• DESCRIPTION OF THE TASK: Find every line below that contains the word "García" and copy it out.
.....
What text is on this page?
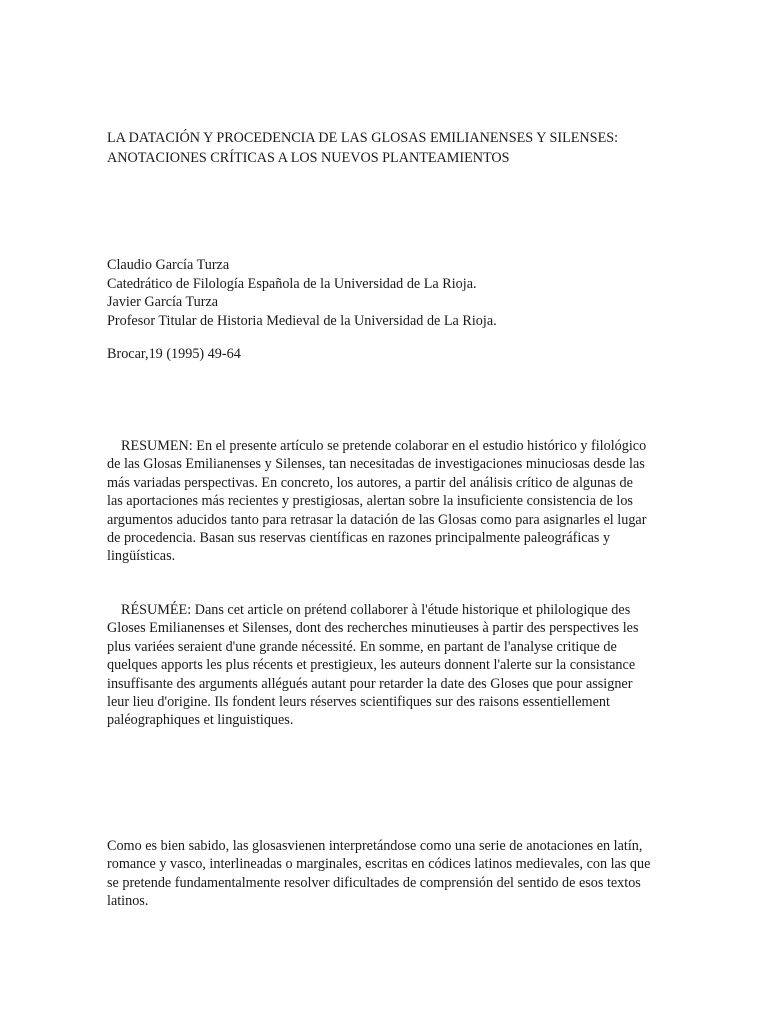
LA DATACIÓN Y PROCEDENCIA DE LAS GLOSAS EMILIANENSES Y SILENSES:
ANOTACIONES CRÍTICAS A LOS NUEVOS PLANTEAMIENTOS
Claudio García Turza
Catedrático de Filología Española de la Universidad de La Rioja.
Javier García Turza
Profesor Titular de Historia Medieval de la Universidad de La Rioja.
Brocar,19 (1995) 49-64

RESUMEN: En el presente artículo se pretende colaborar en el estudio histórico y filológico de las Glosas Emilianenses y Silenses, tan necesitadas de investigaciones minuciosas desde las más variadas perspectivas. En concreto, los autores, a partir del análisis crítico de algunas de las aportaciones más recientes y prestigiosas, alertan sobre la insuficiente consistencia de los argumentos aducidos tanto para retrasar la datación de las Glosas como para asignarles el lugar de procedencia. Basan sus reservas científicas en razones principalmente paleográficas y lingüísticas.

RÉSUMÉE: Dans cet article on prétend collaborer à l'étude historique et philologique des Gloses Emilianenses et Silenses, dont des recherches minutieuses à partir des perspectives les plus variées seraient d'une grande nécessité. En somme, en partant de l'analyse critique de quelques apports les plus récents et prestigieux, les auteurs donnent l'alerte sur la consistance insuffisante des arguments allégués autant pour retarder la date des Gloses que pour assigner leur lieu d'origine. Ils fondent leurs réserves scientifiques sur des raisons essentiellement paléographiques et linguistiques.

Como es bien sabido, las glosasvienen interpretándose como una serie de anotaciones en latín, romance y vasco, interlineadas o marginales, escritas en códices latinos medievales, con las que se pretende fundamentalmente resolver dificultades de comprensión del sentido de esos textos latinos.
.....
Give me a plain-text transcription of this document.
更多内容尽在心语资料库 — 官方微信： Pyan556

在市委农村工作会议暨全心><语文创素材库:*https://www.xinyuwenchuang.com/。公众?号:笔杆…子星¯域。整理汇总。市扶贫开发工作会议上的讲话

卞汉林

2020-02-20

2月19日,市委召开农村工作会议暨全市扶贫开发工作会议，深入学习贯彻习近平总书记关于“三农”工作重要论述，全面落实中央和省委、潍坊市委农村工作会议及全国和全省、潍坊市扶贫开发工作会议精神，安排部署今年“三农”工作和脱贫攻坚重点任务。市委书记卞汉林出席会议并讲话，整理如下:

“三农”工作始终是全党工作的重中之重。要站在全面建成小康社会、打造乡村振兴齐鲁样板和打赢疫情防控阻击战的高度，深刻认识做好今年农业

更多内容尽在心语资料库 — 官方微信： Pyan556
.....
• WRITTEN ANSWER:
Claudio García Turza
Javier García Turza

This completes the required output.